- _Description of the task_
In the entries below, find the lines that contain the word "fill" and copy them.

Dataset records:
------------------------------------------------

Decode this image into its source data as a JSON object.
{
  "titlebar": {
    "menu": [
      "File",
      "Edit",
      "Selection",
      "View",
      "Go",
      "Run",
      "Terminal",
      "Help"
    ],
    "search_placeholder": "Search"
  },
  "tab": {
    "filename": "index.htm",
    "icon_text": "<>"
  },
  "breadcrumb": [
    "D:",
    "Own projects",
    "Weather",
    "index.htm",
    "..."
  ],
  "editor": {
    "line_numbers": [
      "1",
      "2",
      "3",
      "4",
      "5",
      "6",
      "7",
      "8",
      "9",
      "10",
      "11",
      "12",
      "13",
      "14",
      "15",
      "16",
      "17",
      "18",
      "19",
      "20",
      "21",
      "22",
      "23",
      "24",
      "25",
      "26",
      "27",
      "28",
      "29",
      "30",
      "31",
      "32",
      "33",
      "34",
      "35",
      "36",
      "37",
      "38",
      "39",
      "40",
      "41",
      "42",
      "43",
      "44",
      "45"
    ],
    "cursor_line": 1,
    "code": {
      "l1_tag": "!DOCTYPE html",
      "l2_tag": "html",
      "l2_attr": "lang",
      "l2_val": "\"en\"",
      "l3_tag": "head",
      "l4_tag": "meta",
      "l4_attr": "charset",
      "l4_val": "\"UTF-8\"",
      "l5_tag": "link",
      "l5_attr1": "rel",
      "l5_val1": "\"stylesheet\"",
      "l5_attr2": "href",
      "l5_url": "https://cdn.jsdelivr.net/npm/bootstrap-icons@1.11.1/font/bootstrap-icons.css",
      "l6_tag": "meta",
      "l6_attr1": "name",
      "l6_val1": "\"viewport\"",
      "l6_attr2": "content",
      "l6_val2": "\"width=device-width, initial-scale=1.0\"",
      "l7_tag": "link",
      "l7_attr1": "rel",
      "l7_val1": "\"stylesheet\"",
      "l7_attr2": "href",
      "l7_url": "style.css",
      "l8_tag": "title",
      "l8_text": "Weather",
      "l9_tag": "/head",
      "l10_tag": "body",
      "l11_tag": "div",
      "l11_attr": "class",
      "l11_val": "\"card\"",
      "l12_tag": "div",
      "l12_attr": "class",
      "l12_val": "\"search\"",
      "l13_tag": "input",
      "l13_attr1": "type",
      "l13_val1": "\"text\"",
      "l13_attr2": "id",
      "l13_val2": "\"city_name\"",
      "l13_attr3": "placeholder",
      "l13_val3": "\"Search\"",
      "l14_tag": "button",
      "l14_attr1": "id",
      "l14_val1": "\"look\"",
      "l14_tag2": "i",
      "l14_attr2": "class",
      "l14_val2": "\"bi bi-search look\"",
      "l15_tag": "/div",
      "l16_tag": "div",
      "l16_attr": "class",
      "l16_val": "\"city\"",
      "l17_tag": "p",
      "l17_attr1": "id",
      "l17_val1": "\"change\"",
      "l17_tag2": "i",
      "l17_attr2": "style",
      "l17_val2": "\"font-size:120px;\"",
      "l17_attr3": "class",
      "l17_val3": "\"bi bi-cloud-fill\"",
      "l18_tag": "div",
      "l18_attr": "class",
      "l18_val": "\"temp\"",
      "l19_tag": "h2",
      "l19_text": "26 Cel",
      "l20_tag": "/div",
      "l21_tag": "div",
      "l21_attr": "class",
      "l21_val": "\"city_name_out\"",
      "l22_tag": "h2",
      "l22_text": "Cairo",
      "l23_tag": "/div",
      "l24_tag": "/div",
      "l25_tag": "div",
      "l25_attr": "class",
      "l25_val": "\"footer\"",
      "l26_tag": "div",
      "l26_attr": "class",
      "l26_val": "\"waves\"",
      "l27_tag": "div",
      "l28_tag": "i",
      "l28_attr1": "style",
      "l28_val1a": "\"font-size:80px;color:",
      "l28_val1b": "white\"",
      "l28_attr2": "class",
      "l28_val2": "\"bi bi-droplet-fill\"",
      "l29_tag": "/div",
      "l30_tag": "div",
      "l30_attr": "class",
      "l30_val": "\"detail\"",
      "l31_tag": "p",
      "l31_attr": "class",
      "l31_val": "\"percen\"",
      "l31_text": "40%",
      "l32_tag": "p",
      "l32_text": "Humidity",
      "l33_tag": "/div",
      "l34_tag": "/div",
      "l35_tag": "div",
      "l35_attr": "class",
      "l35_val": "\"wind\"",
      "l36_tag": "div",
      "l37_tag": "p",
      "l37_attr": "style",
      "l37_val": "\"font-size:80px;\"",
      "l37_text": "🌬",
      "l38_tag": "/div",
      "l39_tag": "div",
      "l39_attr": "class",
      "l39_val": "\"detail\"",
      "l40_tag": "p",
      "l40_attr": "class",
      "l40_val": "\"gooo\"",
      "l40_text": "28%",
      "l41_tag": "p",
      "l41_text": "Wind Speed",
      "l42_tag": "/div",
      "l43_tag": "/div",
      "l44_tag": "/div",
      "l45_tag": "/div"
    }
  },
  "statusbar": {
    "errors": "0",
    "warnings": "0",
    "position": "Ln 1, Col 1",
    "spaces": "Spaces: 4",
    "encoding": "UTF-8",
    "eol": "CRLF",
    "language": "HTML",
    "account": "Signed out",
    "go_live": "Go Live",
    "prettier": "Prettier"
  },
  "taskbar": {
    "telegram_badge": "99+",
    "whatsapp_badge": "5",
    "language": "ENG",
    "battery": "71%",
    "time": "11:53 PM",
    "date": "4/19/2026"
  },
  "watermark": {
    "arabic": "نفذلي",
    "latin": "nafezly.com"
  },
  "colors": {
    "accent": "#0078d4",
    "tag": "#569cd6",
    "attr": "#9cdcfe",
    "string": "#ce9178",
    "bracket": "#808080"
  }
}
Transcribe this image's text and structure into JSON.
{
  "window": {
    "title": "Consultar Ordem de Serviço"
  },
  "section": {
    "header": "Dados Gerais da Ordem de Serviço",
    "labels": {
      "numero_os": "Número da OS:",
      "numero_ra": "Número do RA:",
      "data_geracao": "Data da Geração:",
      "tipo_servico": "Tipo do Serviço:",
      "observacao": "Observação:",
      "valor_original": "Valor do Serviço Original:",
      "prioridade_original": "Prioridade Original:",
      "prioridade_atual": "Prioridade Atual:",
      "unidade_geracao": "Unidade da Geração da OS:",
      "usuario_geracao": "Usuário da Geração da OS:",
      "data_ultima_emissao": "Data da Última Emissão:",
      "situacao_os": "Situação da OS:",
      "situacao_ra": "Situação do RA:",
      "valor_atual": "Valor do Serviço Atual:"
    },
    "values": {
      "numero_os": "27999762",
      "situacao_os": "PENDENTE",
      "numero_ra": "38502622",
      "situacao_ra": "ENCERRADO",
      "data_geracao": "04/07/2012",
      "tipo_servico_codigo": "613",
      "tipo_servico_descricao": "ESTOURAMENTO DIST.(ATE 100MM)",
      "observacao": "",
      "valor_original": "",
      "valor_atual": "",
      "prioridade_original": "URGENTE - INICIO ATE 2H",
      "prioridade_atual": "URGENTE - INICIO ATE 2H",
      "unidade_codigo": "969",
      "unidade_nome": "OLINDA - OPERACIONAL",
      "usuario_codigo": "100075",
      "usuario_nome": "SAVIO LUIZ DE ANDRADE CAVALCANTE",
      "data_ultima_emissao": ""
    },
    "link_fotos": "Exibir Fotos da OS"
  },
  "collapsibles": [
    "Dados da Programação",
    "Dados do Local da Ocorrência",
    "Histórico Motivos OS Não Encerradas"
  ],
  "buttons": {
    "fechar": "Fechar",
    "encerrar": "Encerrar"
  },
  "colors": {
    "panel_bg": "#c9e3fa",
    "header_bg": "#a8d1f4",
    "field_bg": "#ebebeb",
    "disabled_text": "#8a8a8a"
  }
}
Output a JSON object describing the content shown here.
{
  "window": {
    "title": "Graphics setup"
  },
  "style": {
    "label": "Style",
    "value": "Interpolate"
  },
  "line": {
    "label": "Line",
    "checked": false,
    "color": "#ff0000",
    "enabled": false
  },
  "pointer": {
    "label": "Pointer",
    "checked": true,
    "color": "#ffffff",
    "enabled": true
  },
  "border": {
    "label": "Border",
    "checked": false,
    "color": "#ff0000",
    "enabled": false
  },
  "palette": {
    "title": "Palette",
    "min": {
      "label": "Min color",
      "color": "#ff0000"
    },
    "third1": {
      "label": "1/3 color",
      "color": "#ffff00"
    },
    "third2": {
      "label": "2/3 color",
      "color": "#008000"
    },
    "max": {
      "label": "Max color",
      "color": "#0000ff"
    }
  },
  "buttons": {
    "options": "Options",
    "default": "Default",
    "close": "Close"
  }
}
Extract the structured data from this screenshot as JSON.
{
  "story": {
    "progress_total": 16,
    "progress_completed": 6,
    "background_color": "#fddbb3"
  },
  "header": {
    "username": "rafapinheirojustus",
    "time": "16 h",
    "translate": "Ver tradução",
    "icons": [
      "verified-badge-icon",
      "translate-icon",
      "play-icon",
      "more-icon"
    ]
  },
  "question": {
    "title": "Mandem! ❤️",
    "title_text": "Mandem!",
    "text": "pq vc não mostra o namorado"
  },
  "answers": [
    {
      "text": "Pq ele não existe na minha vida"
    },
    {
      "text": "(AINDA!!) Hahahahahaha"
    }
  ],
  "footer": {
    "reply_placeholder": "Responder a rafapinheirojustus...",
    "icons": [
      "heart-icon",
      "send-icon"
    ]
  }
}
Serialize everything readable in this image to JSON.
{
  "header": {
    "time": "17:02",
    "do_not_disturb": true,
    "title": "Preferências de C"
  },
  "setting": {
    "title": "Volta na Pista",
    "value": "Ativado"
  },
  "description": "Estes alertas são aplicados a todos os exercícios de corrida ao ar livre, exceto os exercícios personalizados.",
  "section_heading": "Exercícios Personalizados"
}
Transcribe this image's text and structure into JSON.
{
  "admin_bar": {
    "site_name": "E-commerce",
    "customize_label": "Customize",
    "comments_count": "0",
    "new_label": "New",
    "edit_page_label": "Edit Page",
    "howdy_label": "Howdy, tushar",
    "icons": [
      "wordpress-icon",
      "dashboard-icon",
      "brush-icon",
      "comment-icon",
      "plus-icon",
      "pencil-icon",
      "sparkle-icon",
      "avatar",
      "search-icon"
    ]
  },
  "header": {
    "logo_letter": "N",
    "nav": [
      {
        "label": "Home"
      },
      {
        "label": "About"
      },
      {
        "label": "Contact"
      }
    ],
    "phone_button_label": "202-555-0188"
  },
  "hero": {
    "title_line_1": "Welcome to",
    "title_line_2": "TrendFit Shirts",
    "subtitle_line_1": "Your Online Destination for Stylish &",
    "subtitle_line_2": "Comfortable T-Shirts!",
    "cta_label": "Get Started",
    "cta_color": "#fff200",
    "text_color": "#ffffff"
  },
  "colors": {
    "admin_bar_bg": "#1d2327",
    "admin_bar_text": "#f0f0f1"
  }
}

------------------------------------------------

- _Full response_
      "l17_val3": "\"bi bi-cloud-fill\"",
      "l28_val2": "\"bi bi-droplet-fill\"",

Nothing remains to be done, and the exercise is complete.